BRIEF:
Print all entries precisely as they are written.

━━━━━━

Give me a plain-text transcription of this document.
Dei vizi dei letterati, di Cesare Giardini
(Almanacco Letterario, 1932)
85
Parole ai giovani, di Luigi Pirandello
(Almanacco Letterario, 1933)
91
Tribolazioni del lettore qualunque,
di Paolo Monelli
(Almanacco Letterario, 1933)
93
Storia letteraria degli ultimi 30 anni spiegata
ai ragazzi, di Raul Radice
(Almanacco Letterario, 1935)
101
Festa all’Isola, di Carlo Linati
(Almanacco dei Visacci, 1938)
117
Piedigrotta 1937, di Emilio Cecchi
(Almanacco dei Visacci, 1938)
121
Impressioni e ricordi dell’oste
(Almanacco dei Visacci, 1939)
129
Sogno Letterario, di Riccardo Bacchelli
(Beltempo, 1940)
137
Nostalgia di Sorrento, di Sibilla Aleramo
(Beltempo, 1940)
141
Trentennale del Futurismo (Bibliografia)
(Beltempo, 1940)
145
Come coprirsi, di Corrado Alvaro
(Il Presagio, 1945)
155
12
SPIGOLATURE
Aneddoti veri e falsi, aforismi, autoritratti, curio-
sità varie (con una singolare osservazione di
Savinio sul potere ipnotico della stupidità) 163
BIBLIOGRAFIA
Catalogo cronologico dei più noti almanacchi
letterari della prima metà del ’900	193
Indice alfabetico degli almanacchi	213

━━━━━━

COMPLETED TASK:
Give me a plain-text transcription of this document.
Dei vizi dei letterati, di Cesare Giardini
(Almanacco Letterario, 1932)
85
Parole ai giovani, di Luigi Pirandello
(Almanacco Letterario, 1933)
91
Tribolazioni del lettore qualunque,
di Paolo Monelli
(Almanacco Letterario, 1933)
93
Storia letteraria degli ultimi 30 anni spiegata
ai ragazzi, di Raul Radice
(Almanacco Letterario, 1935)
101
Festa all’Isola, di Carlo Linati
(Almanacco dei Visacci, 1938)
117
Piedigrotta 1937, di Emilio Cecchi
(Almanacco dei Visacci, 1938)
121
Impressioni e ricordi dell’oste
(Almanacco dei Visacci, 1939)
129
Sogno Letterario, di Riccardo Bacchelli
(Beltempo, 1940)
137
Nostalgia di Sorrento, di Sibilla Aleramo
(Beltempo, 1940)
141
Trentennale del Futurismo (Bibliografia)
(Beltempo, 1940)
145
Come coprirsi, di Corrado Alvaro
(Il Presagio, 1945)
155
12
SPIGOLATURE
Aneddoti veri e falsi, aforismi, autoritratti, curio-
sità varie (con una singolare osservazione di
Savinio sul potere ipnotico della stupidità) 163
BIBLIOGRAFIA
Catalogo cronologico dei più noti almanacchi
letterari della prima metà del ’900	193
Indice alfabetico degli almanacchi	213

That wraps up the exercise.